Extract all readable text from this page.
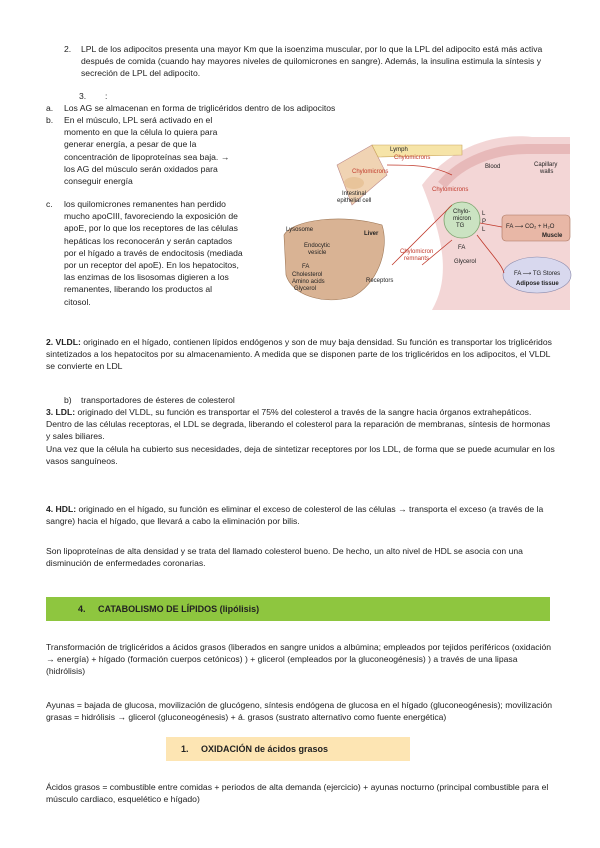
2. LPL de los adipocitos presenta una mayor Km que la isoenzima muscular, por lo que la LPL del adipocito está más activa después de comida (cuando hay mayores niveles de quilomicrones en sangre). Además, la insulina estimula la síntesis y secreción de LPL del adipocito.

3. :
a. Los AG se almacenan en forma de triglicéridos dentro de los adipocitos

b. En el músculo, LPL será activado en el
momento en que la célula lo quiera para
generar energía, a pesar de que la
concentración de lipoproteínas sea baja. →
los AG del músculo serán oxidados para
conseguir energía
c. los quilomicrones remanentes han perdido
mucho apoCIII, favoreciendo la exposición de
apoE, por lo que los receptores de las células
hepáticas los reconocerán y serán captados
por el hígado a través de endocitosis (mediada
por un receptor del apoE). En los hepatocitos,
las enzimas de los lisosomas digieren a los
remanentes, liberando los productos al
citosol.
Lymph
Chylomicrons
Blood	Capillary
walls
Intestinal
epithelial cell
Chylomicrons
Chylomicrons
Lysosome
Liver
Endocytic
vesicle
FA
Cholesterol
Amino acids
Glycerol
Receptors
Chylomicron
remnants
Chylo-
micron
TG
FA
Glycerol
FA ⟶ CO₂ + H₂O
Muscle
FA ⟶ TG Stores
Adipose tissue
L
P
L

2. VLDL: originado en el hígado, contienen lípidos endógenos y son de muy baja densidad. Su función es transportar los triglicéridos sintetizados a los hepatocitos por su almacenamiento. A medida que se disponen parte de los triglicéridos en los adipocitos, el VLDL se convierte en LDL

b) transportadores de ésteres de colesterol

3. LDL: originado del VLDL, su función es transportar el 75% del colesterol a través de la sangre hacia órganos extrahepáticos.

Dentro de las células receptoras, el LDL se degrada, liberando el colesterol para la reparación de membranas, síntesis de hormonas y sales biliares.

Una vez que la célula ha cubierto sus necesidades, deja de sintetizar receptores por los LDL, de forma que se puede acumular en los vasos sanguíneos.

4. HDL: originado en el hígado, su función es eliminar el exceso de colesterol de las células → transporta el exceso (a través de la sangre) hacia el hígado, que llevará a cabo la eliminación por bilis.

Son lipoproteínas de alta densidad y se trata del llamado colesterol bueno. De hecho, un alto nivel de HDL se asocia con una disminución de enfermedades coronarias.

4.     CATABOLISMO DE LÍPIDOS (lipólisis)

Transformación de triglicéridos a ácidos grasos (liberados en sangre unidos a albúmina; empleados por tejidos periféricos (oxidación → energía) + hígado (formación cuerpos cetónicos) ) + glicerol (empleados por la gluconeogénesis) ) a través de una lipasa (hidrólisis)

Ayunas = bajada de glucosa, movilización de glucógeno, síntesis endógena de glucosa en el hígado (gluconeogénesis); movilización grasas = hidrólisis → glicerol (gluconeogénesis) + á. grasos (sustrato alternativo como fuente energética)

1.     OXIDACIÓN de ácidos grasos

Ácidos grasos = combustible entre comidas + periodos de alta demanda (ejercicio) + ayunas nocturno (principal combustible para el músculo cardiaco, esquelético e hígado)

- - -

Pictures appear in the records above. Output everything except them, exactly.

## Exercise solution:
Extract all readable text from this page.
2. LPL de los adipocitos presenta una mayor Km que la isoenzima muscular, por lo que la LPL del adipocito está más activa después de comida (cuando hay mayores niveles de quilomicrones en sangre). Además, la insulina estimula la síntesis y secreción de LPL del adipocito.

3. :
a. Los AG se almacenan en forma de triglicéridos dentro de los adipocitos

b. En el músculo, LPL será activado en el
momento en que la célula lo quiera para
generar energía, a pesar de que la
concentración de lipoproteínas sea baja. →
los AG del músculo serán oxidados para
conseguir energía
c. los quilomicrones remanentes han perdido
mucho apoCIII, favoreciendo la exposición de
apoE, por lo que los receptores de las células
hepáticas los reconocerán y serán captados
por el hígado a través de endocitosis (mediada
por un receptor del apoE). En los hepatocitos,
las enzimas de los lisosomas digieren a los
remanentes, liberando los productos al
citosol.
Lymph
Chylomicrons
Blood	Capillary
walls
Intestinal
epithelial cell
Chylomicrons
Chylomicrons
Lysosome
Liver
Endocytic
vesicle
FA
Cholesterol
Amino acids
Glycerol
Receptors
Chylomicron
remnants
Chylo-
micron
TG
FA
Glycerol
FA ⟶ CO₂ + H₂O
Muscle
FA ⟶ TG Stores
Adipose tissue
L
P
L

2. VLDL: originado en el hígado, contienen lípidos endógenos y son de muy baja densidad. Su función es transportar los triglicéridos sintetizados a los hepatocitos por su almacenamiento. A medida que se disponen parte de los triglicéridos en los adipocitos, el VLDL se convierte en LDL

b) transportadores de ésteres de colesterol

3. LDL: originado del VLDL, su función es transportar el 75% del colesterol a través de la sangre hacia órganos extrahepáticos.

Dentro de las células receptoras, el LDL se degrada, liberando el colesterol para la reparación de membranas, síntesis de hormonas y sales biliares.

Una vez que la célula ha cubierto sus necesidades, deja de sintetizar receptores por los LDL, de forma que se puede acumular en los vasos sanguíneos.

4. HDL: originado en el hígado, su función es eliminar el exceso de colesterol de las células → transporta el exceso (a través de la sangre) hacia el hígado, que llevará a cabo la eliminación por bilis.

Son lipoproteínas de alta densidad y se trata del llamado colesterol bueno. De hecho, un alto nivel de HDL se asocia con una disminución de enfermedades coronarias.

4.     CATABOLISMO DE LÍPIDOS (lipólisis)

Transformación de triglicéridos a ácidos grasos (liberados en sangre unidos a albúmina; empleados por tejidos periféricos (oxidación → energía) + hígado (formación cuerpos cetónicos) ) + glicerol (empleados por la gluconeogénesis) ) a través de una lipasa (hidrólisis)

Ayunas = bajada de glucosa, movilización de glucógeno, síntesis endógena de glucosa en el hígado (gluconeogénesis); movilización grasas = hidrólisis → glicerol (gluconeogénesis) + á. grasos (sustrato alternativo como fuente energética)

1.     OXIDACIÓN de ácidos grasos

Ácidos grasos = combustible entre comidas + periodos de alta demanda (ejercicio) + ayunas nocturno (principal combustible para el músculo cardiaco, esquelético e hígado)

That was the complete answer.